### Aim of the task
Each record below must be returned exactly as shown.

### Material for this exercise
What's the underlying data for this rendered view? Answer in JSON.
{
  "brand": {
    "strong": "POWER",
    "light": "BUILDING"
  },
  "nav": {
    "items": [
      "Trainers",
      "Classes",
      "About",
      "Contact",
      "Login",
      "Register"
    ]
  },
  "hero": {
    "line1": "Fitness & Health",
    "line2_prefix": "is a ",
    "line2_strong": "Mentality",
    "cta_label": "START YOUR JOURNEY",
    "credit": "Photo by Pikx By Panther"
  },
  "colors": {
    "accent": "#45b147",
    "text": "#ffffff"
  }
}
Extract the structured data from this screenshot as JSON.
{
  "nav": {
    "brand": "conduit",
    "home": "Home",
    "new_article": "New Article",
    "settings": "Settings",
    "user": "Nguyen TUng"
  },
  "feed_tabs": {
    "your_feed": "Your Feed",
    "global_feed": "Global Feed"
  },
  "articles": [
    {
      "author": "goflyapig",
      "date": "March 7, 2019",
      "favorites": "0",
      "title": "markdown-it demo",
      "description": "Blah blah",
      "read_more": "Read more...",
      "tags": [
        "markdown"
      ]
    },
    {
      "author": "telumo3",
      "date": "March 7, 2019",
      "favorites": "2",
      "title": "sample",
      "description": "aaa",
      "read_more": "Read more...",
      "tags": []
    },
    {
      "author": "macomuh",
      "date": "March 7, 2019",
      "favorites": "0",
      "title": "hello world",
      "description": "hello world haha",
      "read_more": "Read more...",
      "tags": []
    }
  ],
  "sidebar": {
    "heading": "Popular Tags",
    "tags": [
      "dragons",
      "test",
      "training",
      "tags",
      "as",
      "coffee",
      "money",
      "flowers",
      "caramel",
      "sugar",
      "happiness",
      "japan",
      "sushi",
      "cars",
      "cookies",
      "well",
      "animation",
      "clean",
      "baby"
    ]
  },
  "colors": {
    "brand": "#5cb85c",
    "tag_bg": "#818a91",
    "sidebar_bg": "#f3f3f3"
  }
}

### Result for this exercise
What's the underlying data for this rendered view? Answer in JSON.
{
  "brand": {
    "strong": "POWER",
    "light": "BUILDING"
  },
  "nav": {
    "items": [
      "Trainers",
      "Classes",
      "About",
      "Contact",
      "Login",
      "Register"
    ]
  },
  "hero": {
    "line1": "Fitness & Health",
    "line2_prefix": "is a ",
    "line2_strong": "Mentality",
    "cta_label": "START YOUR JOURNEY",
    "credit": "Photo by Pikx By Panther"
  },
  "colors": {
    "accent": "#45b147",
    "text": "#ffffff"
  }
}
Extract the structured data from this screenshot as JSON.
{
  "nav": {
    "brand": "conduit",
    "home": "Home",
    "new_article": "New Article",
    "settings": "Settings",
    "user": "Nguyen TUng"
  },
  "feed_tabs": {
    "your_feed": "Your Feed",
    "global_feed": "Global Feed"
  },
  "articles": [
    {
      "author": "goflyapig",
      "date": "March 7, 2019",
      "favorites": "0",
      "title": "markdown-it demo",
      "description": "Blah blah",
      "read_more": "Read more...",
      "tags": [
        "markdown"
      ]
    },
    {
      "author": "telumo3",
      "date": "March 7, 2019",
      "favorites": "2",
      "title": "sample",
      "description": "aaa",
      "read_more": "Read more...",
      "tags": []
    },
    {
      "author": "macomuh",
      "date": "March 7, 2019",
      "favorites": "0",
      "title": "hello world",
      "description": "hello world haha",
      "read_more": "Read more...",
      "tags": []
    }
  ],
  "sidebar": {
    "heading": "Popular Tags",
    "tags": [
      "dragons",
      "test",
      "training",
      "tags",
      "as",
      "coffee",
      "money",
      "flowers",
      "caramel",
      "sugar",
      "happiness",
      "japan",
      "sushi",
      "cars",
      "cookies",
      "well",
      "animation",
      "clean",
      "baby"
    ]
  },
  "colors": {
    "brand": "#5cb85c",
    "tag_bg": "#818a91",
    "sidebar_bg": "#f3f3f3"
  }
}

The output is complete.